>>>
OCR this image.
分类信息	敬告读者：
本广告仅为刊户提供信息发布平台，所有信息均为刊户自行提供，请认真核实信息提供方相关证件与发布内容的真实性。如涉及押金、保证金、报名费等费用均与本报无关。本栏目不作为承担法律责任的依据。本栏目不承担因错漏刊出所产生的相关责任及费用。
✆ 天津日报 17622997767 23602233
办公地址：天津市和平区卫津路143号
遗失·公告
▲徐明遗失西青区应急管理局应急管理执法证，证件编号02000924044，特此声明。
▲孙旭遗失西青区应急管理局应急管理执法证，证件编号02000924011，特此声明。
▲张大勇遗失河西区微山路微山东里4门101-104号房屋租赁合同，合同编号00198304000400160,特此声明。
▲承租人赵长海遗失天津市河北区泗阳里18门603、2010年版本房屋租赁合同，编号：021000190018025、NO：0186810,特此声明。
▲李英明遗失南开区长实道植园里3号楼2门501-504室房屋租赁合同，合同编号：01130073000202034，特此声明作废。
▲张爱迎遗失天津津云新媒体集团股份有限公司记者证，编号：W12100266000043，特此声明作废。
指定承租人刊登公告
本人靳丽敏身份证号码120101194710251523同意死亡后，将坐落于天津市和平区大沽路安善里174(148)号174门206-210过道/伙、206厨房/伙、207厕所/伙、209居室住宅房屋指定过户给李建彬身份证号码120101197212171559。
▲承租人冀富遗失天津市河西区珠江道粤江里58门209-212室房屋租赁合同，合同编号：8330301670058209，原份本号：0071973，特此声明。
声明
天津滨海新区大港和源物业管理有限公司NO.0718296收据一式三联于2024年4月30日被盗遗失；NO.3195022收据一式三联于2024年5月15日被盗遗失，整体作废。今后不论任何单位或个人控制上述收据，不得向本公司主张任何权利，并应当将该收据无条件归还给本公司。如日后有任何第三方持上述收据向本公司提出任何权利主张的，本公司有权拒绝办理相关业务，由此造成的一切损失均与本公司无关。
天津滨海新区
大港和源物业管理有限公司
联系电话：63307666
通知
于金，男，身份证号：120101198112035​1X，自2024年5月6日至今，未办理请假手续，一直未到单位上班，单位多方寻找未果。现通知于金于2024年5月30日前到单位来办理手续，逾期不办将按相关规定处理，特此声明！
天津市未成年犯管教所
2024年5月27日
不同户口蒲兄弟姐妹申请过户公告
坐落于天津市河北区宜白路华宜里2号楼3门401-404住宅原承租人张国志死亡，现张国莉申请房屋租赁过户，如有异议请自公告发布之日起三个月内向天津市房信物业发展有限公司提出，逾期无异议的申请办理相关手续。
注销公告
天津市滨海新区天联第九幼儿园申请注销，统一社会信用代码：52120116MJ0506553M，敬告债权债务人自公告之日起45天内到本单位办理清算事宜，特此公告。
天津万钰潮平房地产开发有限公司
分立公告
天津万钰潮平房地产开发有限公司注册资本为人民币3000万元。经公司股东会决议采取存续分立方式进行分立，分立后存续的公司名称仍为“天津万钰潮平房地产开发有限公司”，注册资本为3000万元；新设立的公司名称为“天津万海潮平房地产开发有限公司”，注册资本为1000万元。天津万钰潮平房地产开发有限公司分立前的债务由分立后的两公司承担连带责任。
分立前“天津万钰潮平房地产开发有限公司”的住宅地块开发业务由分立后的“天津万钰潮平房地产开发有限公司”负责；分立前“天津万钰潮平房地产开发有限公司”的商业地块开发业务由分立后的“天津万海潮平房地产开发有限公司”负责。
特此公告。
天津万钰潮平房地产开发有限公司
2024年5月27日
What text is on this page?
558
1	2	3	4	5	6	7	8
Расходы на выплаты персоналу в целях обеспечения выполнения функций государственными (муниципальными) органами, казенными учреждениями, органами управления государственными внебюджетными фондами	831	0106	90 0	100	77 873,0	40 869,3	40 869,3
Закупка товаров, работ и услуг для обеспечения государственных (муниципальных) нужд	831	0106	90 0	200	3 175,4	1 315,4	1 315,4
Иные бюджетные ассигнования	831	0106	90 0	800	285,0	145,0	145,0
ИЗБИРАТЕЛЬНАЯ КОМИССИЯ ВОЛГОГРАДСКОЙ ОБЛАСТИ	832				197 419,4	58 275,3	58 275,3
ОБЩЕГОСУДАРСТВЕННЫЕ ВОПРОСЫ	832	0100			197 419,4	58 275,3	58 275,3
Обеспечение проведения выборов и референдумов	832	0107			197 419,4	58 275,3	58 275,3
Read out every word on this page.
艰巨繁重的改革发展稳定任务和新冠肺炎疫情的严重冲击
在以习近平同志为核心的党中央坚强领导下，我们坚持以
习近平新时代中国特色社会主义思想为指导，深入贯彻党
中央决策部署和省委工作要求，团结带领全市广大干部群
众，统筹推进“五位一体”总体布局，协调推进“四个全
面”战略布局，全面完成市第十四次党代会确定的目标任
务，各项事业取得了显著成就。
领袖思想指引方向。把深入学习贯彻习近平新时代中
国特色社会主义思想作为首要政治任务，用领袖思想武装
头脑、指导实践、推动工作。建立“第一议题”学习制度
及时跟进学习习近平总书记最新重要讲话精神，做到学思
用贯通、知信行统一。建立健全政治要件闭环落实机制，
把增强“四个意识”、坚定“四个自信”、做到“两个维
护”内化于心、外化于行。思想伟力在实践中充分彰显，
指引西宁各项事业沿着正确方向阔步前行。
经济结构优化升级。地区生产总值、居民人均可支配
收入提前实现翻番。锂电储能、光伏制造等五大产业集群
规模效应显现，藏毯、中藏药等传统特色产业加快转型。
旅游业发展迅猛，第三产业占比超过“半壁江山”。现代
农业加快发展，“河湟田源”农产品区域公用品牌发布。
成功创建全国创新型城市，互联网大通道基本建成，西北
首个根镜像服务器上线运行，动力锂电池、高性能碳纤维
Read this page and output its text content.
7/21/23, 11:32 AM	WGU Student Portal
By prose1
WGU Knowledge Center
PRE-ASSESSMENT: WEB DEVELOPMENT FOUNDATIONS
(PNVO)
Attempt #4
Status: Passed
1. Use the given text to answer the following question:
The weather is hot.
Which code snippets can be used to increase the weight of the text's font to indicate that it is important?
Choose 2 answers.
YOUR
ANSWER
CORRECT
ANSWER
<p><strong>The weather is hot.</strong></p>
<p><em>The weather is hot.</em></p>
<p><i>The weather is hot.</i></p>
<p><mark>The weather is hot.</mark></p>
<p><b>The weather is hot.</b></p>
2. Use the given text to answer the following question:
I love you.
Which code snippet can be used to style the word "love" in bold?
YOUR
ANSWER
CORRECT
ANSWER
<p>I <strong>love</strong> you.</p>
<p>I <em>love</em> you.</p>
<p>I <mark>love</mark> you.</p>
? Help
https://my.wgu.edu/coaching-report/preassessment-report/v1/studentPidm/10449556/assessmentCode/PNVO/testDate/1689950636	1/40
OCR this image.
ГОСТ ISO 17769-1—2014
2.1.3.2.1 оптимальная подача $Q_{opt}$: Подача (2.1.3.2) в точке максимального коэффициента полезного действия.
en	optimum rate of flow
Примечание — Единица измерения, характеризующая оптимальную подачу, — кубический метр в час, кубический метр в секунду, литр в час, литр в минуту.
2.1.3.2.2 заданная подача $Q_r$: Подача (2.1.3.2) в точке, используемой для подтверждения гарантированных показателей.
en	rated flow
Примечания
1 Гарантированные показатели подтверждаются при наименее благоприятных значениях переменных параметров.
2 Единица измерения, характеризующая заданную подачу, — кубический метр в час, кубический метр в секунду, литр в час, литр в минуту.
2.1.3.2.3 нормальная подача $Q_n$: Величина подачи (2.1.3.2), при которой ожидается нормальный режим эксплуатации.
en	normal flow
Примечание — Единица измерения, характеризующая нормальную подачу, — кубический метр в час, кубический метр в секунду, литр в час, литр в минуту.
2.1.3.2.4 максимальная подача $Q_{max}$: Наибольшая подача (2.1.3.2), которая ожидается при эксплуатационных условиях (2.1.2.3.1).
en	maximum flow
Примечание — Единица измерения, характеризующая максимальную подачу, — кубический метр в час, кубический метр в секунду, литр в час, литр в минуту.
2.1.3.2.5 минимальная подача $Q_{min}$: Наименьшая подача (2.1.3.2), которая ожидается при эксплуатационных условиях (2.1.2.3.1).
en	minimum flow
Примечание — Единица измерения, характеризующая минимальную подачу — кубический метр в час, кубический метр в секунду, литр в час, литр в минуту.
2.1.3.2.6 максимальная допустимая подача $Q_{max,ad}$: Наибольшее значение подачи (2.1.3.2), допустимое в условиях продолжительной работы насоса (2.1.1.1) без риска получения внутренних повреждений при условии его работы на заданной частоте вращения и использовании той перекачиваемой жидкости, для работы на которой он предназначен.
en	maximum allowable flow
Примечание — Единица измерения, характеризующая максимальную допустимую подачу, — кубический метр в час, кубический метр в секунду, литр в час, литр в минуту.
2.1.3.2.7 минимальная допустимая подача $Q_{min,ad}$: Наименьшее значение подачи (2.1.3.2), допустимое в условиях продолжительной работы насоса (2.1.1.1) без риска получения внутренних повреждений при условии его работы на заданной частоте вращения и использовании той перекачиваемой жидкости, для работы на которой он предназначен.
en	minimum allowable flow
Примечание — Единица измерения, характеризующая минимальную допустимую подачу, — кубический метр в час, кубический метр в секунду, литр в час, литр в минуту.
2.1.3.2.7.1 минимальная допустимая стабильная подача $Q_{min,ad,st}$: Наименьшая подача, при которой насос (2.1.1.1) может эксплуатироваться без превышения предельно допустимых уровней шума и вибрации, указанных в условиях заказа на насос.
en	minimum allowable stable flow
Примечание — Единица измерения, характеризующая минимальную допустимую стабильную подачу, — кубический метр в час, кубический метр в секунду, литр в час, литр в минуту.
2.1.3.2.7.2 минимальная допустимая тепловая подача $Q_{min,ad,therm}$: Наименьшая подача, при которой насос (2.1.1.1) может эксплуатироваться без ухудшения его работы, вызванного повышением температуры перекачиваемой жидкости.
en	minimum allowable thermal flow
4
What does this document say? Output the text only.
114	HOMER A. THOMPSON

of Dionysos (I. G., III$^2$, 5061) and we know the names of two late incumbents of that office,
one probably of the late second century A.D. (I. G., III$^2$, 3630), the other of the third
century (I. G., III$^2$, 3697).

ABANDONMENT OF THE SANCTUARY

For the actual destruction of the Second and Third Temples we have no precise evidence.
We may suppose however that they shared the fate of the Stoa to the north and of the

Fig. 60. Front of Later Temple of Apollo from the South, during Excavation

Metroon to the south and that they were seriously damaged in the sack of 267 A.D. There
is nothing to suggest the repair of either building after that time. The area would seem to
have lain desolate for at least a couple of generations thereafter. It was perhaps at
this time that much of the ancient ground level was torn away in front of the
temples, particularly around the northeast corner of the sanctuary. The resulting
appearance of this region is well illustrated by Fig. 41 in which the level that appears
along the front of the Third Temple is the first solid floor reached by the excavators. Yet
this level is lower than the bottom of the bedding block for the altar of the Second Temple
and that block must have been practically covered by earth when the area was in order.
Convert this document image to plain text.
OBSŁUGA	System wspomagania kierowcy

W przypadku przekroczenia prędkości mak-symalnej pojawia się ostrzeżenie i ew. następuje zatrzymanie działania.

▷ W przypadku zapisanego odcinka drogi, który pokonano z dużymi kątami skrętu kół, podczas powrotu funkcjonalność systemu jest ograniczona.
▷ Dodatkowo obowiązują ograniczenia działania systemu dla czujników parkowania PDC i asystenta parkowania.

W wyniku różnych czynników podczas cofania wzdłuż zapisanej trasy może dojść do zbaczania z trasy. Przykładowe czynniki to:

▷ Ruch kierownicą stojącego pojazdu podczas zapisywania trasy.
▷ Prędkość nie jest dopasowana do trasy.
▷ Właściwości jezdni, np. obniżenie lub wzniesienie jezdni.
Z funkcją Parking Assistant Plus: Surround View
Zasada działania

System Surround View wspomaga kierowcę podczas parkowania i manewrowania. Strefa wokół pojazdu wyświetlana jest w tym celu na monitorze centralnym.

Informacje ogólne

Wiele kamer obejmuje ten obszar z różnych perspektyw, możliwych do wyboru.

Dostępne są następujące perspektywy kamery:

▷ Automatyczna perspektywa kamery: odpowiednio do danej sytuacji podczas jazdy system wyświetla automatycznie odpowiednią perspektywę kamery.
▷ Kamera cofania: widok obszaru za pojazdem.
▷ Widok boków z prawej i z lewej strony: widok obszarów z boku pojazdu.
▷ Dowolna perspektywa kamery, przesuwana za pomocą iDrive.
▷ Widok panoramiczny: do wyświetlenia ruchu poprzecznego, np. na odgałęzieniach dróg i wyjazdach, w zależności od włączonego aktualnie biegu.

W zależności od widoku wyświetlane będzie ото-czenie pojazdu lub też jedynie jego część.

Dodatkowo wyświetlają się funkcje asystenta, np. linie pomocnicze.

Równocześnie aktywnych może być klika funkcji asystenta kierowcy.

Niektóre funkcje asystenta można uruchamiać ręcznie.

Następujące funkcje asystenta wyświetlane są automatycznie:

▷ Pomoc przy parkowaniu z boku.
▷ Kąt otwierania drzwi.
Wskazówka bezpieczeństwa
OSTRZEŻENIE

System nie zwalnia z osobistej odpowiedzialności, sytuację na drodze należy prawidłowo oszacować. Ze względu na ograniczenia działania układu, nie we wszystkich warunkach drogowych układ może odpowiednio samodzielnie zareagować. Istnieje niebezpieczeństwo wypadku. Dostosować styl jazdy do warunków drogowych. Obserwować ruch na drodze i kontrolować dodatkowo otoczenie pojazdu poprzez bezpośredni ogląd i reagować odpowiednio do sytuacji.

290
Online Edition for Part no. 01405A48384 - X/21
<<<
--- REQUIRED WORK ---
Determine how many lines of the material include the string "word". Output only that count.

--- EXPECTED ANSWER ---
2